_Page extract_
-=-=-=-=-
Long non-coding RNA LHX1-DT regulates cardiomyocyte differentiation through H2A.Z-mediated LHX1 transcriptional activation

Qi Yu; Benzhi Cai; Yong Zhang; Juan Xu; Dongping Liu; Xiyang Zhang; Zhenbo Han; Yingying Ma; Lei Jiao; Manyu Gong; Xuewen Yang; Yanying Wang; Haodong Li; Lihua Sun; Yu Bian; Fan Yang; Lina Xuan; Haodi Wu; Baofeng Yang; Ying Zhang

doi:10.1016/j.isci.2023.108051

Long non-coding RNA LHX1-DT regulates cardiomyocyte differentiation through H2A.Z-mediated LHX1 transcriptional activation

iScience. 2023 Sep 25;26(11):108051. doi: 10.1016/j.isci.2023.108051. eCollection 2023 Nov 17.

Authors

Qi Yu^{1

2}, Benzhi Cai^{1

3}, Yong Zhang¹, Juan Xu⁴, Dongping Liu¹, Xiyang Zhang¹, Zhenbo Han⁵, Yingying Ma⁴, Lei Jiao¹, Manyu Gong¹, Xuewen Yang¹, Yanying Wang¹, Haodong Li¹, Lihua Sun¹, Yu Bian¹, Fan Yang¹, Lina Xuan¹, Haodi Wu², Baofeng Yang^{1

6}, Ying Zhang¹

Affiliations

¹ Department of Pharmacology (State-Province Key Laboratories of Biomedicine-Pharmaceutics of China, Key Laboratory of Cardiovascular Medicine Research, Ministry of Education), College of Pharmacy, Harbin Medical University, Harbin, Heilongjiang 150081, China.
² Heart, Lung, and Blood Vascular Medicine Institute, Division of Cardiology, Department of Medicine, University of Pittsburgh School of Medicine, Pittsburgh, PA 15261, USA.
³ Department of Pharmacy at The Second Affiliated Hospital, and Department of Pharmacology at College of Pharmacy (The Key Laboratory of Cardiovascular Medicine Research, Ministry of Education), Harbin Medical University, Harbin 150081, China.
⁴ College of Bioinformatics Science and Technology, Harbin Medical University, Harbin, Heilongjiang 150081, China.
⁵ Department of Pharmacology & Regenerative Medicine, The University of Illinois College of Medicine, 909 S Wolcott Avenue, COMRB 4100, Chicago, IL 60612, USA.
-=-=-=-=-
_Extracted information_
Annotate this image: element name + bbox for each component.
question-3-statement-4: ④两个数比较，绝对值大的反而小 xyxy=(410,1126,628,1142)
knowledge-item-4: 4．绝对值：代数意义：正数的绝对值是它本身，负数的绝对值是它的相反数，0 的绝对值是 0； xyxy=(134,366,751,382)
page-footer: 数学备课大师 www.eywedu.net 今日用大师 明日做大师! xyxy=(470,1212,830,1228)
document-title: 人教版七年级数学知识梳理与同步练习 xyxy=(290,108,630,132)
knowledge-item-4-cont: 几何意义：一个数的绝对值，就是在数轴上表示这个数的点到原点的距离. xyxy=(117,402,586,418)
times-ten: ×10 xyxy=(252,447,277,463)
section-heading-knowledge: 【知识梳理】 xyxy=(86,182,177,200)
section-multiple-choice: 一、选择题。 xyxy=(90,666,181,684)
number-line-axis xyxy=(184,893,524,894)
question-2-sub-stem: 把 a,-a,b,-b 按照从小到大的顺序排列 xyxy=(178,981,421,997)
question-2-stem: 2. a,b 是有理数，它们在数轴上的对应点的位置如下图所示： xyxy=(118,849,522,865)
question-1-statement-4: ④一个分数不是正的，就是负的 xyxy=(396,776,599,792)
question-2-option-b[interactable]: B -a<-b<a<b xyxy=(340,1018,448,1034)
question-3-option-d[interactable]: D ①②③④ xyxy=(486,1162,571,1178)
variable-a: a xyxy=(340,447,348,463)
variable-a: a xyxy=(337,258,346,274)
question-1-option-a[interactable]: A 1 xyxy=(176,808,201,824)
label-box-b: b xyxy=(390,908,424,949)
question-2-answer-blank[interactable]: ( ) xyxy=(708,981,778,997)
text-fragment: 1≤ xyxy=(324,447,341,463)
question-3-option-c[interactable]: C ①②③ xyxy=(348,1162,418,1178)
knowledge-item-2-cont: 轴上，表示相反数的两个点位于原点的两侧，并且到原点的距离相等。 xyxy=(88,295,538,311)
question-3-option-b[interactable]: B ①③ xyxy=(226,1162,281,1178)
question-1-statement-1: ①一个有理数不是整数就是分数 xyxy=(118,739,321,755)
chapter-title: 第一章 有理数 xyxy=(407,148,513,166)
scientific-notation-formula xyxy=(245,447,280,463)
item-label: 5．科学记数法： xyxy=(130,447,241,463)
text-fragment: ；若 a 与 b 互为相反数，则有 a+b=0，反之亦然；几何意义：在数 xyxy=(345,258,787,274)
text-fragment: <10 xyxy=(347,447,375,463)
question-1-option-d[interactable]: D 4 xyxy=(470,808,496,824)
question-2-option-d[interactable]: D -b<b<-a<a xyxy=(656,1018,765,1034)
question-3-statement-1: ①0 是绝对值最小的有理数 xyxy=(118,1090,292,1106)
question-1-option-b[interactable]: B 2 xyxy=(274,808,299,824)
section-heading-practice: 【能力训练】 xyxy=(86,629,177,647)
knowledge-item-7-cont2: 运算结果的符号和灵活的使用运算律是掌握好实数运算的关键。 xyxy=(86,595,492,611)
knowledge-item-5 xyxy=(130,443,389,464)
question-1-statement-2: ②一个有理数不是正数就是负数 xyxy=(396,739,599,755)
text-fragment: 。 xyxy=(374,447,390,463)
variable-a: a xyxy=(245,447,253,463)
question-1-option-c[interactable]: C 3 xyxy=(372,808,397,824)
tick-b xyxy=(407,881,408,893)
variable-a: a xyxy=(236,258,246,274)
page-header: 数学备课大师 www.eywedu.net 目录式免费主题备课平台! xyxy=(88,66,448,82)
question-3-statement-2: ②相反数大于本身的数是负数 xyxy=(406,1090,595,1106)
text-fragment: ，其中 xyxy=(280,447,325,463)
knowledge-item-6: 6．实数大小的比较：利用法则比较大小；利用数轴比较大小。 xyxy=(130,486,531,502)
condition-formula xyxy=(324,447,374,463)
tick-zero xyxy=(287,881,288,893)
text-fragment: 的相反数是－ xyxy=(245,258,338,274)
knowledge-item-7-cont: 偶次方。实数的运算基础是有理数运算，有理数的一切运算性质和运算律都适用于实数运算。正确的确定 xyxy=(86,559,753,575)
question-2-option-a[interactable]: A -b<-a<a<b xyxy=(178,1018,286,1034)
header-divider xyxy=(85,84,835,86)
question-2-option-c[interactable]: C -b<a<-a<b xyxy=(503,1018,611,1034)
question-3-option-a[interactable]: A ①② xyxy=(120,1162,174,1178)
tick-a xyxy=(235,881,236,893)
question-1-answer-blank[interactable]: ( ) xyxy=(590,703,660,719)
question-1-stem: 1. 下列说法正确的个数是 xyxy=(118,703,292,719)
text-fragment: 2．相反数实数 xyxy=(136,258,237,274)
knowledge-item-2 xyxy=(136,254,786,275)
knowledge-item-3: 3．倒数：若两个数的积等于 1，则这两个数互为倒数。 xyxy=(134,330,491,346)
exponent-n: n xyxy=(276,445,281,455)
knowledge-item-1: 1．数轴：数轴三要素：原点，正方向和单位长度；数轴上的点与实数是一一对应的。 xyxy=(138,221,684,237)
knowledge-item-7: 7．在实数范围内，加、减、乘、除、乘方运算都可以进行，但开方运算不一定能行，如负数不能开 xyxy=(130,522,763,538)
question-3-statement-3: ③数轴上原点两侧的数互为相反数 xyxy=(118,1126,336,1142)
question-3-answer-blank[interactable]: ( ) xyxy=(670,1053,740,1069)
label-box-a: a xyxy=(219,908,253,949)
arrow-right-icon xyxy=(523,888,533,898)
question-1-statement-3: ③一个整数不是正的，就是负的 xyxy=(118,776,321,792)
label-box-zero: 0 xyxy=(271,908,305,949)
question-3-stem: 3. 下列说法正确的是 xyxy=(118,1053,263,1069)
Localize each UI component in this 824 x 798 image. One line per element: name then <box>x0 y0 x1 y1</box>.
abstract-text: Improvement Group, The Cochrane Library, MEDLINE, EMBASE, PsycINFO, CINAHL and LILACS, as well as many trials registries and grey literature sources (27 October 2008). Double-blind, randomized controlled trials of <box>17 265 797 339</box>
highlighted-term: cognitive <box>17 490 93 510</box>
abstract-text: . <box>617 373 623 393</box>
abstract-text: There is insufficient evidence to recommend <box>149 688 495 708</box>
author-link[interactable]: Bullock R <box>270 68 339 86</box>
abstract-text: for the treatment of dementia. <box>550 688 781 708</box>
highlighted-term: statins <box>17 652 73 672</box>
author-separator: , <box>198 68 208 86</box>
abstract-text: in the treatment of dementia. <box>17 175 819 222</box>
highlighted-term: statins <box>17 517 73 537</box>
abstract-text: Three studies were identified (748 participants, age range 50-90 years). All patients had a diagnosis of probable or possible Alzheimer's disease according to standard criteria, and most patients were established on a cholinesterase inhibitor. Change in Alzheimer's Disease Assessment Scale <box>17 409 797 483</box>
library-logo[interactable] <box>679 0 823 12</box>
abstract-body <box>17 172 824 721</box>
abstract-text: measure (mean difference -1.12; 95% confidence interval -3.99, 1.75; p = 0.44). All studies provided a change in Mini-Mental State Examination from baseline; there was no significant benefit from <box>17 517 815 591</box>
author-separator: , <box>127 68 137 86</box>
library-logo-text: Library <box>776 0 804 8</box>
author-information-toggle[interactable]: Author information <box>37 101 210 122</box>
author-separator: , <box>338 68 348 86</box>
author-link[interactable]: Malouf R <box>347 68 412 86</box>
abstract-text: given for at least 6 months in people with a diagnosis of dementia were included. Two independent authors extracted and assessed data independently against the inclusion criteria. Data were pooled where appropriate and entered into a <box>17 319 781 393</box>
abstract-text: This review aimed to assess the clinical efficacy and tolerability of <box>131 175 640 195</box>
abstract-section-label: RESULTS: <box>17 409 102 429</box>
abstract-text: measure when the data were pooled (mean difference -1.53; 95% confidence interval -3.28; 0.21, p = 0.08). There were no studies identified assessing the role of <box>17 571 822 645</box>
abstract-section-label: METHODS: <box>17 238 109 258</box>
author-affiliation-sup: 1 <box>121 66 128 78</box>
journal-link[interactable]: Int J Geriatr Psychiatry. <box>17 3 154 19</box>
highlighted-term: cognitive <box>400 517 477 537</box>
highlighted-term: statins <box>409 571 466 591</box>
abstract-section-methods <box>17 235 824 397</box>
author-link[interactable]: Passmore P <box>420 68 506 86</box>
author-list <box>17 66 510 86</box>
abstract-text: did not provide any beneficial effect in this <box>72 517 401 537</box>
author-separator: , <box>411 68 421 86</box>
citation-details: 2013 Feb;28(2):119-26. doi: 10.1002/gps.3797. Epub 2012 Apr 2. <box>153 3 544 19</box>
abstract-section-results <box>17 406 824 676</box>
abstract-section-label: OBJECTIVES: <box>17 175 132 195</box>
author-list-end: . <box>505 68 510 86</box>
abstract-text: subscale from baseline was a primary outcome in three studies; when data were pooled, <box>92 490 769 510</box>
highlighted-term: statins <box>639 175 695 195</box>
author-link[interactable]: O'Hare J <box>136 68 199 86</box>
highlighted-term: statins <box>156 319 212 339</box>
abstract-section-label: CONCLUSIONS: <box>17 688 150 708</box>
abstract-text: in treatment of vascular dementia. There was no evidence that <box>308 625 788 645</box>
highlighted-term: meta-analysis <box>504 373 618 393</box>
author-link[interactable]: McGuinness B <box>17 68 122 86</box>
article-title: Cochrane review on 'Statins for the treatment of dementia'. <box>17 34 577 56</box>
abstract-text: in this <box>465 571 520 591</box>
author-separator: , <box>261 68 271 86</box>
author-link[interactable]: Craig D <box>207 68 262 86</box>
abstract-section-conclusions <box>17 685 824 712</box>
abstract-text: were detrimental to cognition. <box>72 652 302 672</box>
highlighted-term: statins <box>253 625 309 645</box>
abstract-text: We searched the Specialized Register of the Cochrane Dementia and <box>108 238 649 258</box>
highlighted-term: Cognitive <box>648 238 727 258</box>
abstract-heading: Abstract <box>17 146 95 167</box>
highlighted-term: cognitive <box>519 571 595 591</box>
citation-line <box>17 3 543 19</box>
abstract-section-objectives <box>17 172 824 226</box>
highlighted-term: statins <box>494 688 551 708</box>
-=-=-=-=-
_Questions to answer_
• 1. Decide whether each statement agrees with the article header on lncRNA LHX1-DT. Answer yes or no for each, and quote the deciding words of the header. (a) The article was published in iScience. (b) Juan Xu is affiliated with the College of Bioinformatics Science and Technology at Harbin Medical University. (c) Haodi Wu is listed with an affiliation in Chicago.
• 2. Write the next part of the article header on lncRNA LHX1-DT, beginning right after its last line.

_Set of answers_
• 1.
(a) Yes: "iScience. 2023 Sep 25;26(11):108051."
(b) Yes: "Juan Xu⁴" and "⁴ College of Bioinformatics Science and Technology, Harbin Medical University, Harbin, Heilongjiang 150081, China."
(c) No: "Haodi Wu²" and "² Heart, Lung, and Blood Vascular Medicine Institute, Division of Cardiology, Department of Medicine, University of Pittsburgh School of Medicine, Pittsburgh, PA 15261, USA."

• 2.
⁶ Research Unit of Noninfectious Chronic Diseases in Frigid Zone, Chinese Academy of Medical Sciences (2019RU070), Harbin 150086, China.

Abstract

Long non-coding RNAs (lncRNAs) play widespread roles in various processes. However, there is still limited understanding of the precise mechanisms through which they regulate early stage cardiomyocyte differentiation. In this study, we identified a specific lncRNA called LHX1-DT, which is transcribed from a bidirectional promoter of LIM Homeobox 1 (LHX1) gene. Our findings demonstrated that LHX1-DT is nuclear-localized and transiently elevated expression along with LHX1 during early differentiation of cardiomyocytes. The phenotype was rescued by overexpression of LHX1 into the LHX1-DT^-/- hESCs, indicating LHX1 is the downstream of LHX1-DT. Mechanistically, we discovered that LHX1-DT physically interacted with RNA/histone-binding protein PHF6 during mesoderm commitment and efficiently replaced conventional histone H2A with a histone variant H2A.Z at the promoter region of LHX1. In summary, our work uncovers a novel lncRNA, LHX1-DT, which plays a vital role in mediating the exchange of histone variants H2A.Z and H2A at the promoter region of LHX1.

Keywords: Molecular biology; Omics.